List all lines of the data containing the word "бутона".

+++

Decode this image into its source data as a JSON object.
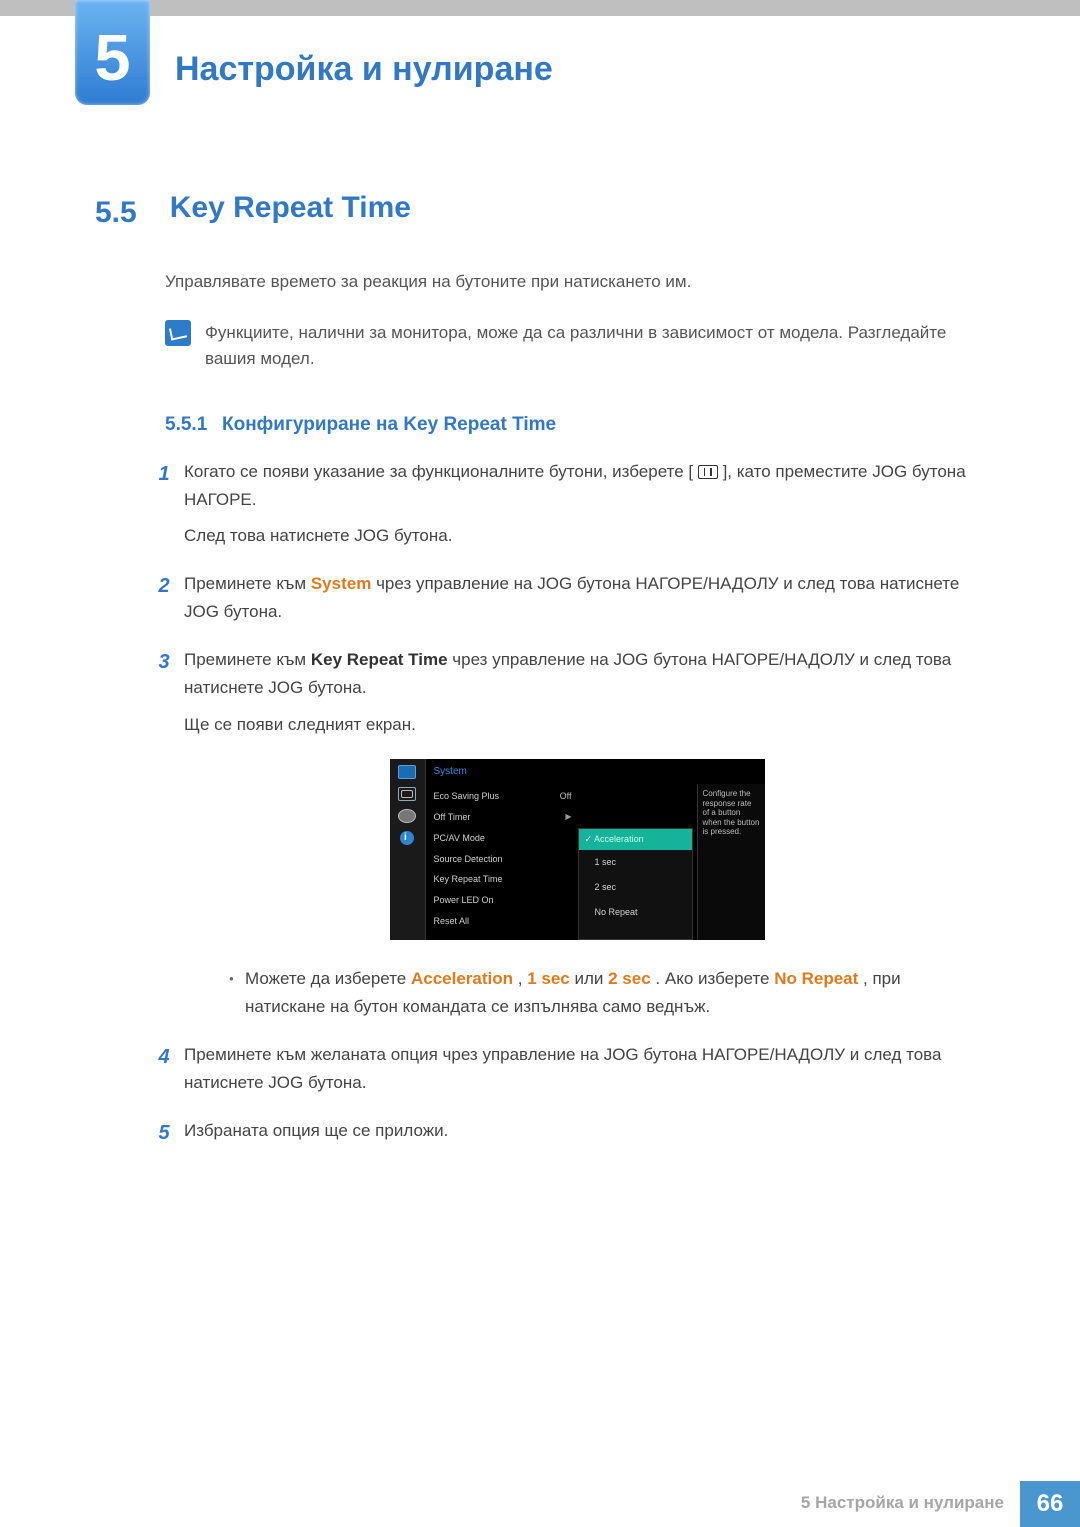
{
  "chapter": {
    "number": "5",
    "title": "Настройка и нулиране"
  },
  "section": {
    "number": "5.5",
    "title": "Key Repeat Time"
  },
  "intro": "Управлявате времето за реакция на бутоните при натискането им.",
  "note": "Функциите, налични за монитора, може да са различни в зависимост от модела. Разгледайте вашия модел.",
  "subsection": {
    "number": "5.5.1",
    "title": "Конфигуриране на Key Repeat Time"
  },
  "steps": {
    "s1a": "Когато се появи указание за функционалните бутони, изберете [",
    "s1b": "], като преместите JOG бутона НАГОРЕ.",
    "s1c": "След това натиснете JOG бутона.",
    "sys_pre": "Преминете към ",
    "sys_word": "System",
    "sys_post": " чрез управление на JOG бутона НАГОРЕ/НАДОЛУ и след това натиснете JOG бутона.",
    "krt_pre": "Преминете към ",
    "krt_word": "Key Repeat Time",
    "krt_post": " чрез управление на JOG бутона НАГОРЕ/НАДОЛУ и след това натиснете JOG бутона.",
    "screen_note": "Ще се появи следният екран.",
    "bullet_pre": "Можете да изберете ",
    "accel": "Acceleration",
    "comma1": ", ",
    "one_sec": "1 sec",
    "or": " или ",
    "two_sec": "2 sec",
    "after": ". Ако изберете ",
    "norepeat": "No Repeat",
    "tail": ", при натискане на бутон командата се изпълнява само веднъж.",
    "s4": "Преминете към желаната опция чрез управление на JOG бутона НАГОРЕ/НАДОЛУ и след това натиснете JOG бутона.",
    "s5": "Избраната опция ще се приложи."
  },
  "nums": {
    "n1": "1",
    "n2": "2",
    "n3": "3",
    "n4": "4",
    "n5": "5"
  },
  "osd": {
    "head": "System",
    "items": {
      "eco": "Eco Saving Plus",
      "eco_v": "Off",
      "off_timer": "Off Timer",
      "pcav": "PC/AV Mode",
      "srcdet": "Source Detection",
      "krt": "Key Repeat Time",
      "pled": "Power LED On",
      "reset": "Reset All"
    },
    "popup": {
      "sel": "Acceleration",
      "o1": "1 sec",
      "o2": "2 sec",
      "o3": "No Repeat"
    },
    "help": "Configure the response rate of a button when the button is pressed."
  },
  "footer": {
    "text": "5 Настройка и нулиране",
    "page": "66"
  }
}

+++

## Expected output:
    "s1b": "], като преместите JOG бутона НАГОРЕ.",
    "s1c": "След това натиснете JOG бутона.",
    "sys_post": " чрез управление на JOG бутона НАГОРЕ/НАДОЛУ и след това натиснете JOG бутона.",
    "krt_post": " чрез управление на JOG бутона НАГОРЕ/НАДОЛУ и след това натиснете JOG бутона.",
    "s4": "Преминете към желаната опция чрез управление на JOG бутона НАГОРЕ/НАДОЛУ и след това натиснете JOG бутона.",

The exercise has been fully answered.